▶ _What you are asked to do_: Using the records below, report how many lines hold "Townsend", with no extra text.

▶ _Data rows_:
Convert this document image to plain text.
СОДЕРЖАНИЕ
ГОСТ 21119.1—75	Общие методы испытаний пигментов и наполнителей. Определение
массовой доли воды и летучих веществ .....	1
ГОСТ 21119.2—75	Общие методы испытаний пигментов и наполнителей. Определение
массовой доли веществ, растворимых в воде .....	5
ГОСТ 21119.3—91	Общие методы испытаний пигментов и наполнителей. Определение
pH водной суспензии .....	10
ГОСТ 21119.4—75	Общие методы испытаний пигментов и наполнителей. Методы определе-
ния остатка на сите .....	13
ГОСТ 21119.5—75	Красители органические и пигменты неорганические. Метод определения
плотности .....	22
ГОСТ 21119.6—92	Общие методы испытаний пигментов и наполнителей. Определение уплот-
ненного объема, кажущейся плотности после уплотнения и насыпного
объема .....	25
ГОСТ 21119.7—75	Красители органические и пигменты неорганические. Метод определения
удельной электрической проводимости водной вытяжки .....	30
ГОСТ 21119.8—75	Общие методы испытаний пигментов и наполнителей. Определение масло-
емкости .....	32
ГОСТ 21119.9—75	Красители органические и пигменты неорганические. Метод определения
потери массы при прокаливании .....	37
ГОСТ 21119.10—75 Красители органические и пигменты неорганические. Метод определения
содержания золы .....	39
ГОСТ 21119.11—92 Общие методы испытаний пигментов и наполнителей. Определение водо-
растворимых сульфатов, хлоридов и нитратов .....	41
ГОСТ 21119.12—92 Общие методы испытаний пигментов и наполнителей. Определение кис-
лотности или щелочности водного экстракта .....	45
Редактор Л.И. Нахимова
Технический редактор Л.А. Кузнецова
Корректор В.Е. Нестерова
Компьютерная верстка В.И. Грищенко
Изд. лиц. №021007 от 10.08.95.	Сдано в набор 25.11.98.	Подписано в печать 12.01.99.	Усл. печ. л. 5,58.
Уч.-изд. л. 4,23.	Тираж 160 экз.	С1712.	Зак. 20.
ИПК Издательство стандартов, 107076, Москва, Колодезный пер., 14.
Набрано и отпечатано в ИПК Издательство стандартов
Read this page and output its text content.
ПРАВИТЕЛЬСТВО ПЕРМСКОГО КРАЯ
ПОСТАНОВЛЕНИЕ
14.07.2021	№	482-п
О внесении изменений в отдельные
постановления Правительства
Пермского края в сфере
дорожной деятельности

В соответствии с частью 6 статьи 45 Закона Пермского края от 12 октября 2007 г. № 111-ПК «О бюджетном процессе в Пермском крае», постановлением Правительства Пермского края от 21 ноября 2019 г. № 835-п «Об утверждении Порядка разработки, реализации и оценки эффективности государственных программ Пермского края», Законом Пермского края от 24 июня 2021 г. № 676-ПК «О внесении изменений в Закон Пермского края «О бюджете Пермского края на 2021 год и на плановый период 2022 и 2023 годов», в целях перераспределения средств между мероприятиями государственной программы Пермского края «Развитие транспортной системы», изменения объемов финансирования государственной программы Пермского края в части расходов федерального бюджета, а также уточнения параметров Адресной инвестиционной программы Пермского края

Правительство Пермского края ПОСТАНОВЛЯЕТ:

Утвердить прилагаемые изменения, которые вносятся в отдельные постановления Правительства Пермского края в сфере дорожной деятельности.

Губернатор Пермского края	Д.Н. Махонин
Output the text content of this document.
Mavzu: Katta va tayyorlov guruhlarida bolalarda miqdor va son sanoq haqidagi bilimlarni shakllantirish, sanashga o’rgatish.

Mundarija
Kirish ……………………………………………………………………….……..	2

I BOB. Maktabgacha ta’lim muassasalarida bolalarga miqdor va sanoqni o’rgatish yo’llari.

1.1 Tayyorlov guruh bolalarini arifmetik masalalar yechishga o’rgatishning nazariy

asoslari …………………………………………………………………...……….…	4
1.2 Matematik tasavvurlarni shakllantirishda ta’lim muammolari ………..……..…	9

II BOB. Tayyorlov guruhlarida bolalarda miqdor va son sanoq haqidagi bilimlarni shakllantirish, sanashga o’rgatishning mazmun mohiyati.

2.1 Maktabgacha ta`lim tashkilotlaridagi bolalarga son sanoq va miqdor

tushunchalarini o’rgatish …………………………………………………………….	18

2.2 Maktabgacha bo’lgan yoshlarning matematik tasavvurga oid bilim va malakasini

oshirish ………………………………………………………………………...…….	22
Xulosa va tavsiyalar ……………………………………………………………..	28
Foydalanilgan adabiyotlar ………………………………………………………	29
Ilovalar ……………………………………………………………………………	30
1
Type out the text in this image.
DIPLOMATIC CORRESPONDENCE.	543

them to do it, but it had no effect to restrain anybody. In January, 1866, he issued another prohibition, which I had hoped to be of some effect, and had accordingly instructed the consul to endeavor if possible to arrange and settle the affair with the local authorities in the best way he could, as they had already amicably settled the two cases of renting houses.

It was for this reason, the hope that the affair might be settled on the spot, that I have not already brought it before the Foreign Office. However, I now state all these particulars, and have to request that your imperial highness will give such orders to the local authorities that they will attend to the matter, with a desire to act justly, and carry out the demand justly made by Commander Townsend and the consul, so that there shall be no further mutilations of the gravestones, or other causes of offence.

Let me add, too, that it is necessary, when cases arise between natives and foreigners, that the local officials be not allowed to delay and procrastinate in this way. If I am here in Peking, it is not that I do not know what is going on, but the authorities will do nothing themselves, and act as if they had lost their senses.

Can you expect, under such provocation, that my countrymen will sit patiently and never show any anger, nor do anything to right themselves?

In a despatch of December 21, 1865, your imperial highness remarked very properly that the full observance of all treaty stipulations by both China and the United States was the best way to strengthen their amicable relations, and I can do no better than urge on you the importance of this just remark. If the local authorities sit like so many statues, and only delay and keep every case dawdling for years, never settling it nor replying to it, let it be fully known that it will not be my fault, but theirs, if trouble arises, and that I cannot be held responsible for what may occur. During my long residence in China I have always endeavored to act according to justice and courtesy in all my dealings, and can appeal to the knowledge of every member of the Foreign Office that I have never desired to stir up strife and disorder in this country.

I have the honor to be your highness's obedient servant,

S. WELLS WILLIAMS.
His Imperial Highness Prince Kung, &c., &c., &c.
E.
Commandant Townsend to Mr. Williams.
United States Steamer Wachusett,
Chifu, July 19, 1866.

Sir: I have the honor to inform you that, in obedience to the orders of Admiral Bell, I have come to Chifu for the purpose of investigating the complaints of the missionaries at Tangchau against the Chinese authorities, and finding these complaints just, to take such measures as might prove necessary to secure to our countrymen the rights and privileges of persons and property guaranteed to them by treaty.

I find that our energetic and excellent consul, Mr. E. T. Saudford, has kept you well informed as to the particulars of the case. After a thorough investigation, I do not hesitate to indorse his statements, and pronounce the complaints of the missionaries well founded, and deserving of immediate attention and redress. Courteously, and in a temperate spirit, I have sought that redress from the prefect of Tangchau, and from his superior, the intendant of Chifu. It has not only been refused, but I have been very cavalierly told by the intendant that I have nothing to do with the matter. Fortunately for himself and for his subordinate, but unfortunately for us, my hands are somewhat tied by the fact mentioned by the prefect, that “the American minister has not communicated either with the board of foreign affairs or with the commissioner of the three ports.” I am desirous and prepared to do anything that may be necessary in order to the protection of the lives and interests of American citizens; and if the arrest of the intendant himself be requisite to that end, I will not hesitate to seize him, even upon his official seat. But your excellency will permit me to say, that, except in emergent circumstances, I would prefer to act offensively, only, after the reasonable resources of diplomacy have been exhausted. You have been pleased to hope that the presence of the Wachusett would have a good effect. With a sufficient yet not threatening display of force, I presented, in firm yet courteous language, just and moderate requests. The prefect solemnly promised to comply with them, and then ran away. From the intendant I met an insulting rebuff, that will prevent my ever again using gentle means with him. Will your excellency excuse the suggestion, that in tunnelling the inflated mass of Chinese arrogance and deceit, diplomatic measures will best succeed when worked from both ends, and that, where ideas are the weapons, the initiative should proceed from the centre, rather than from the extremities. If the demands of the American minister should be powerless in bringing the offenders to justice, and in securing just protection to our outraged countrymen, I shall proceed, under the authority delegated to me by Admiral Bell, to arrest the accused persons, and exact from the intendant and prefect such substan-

▶ _Output for this exercise_: 2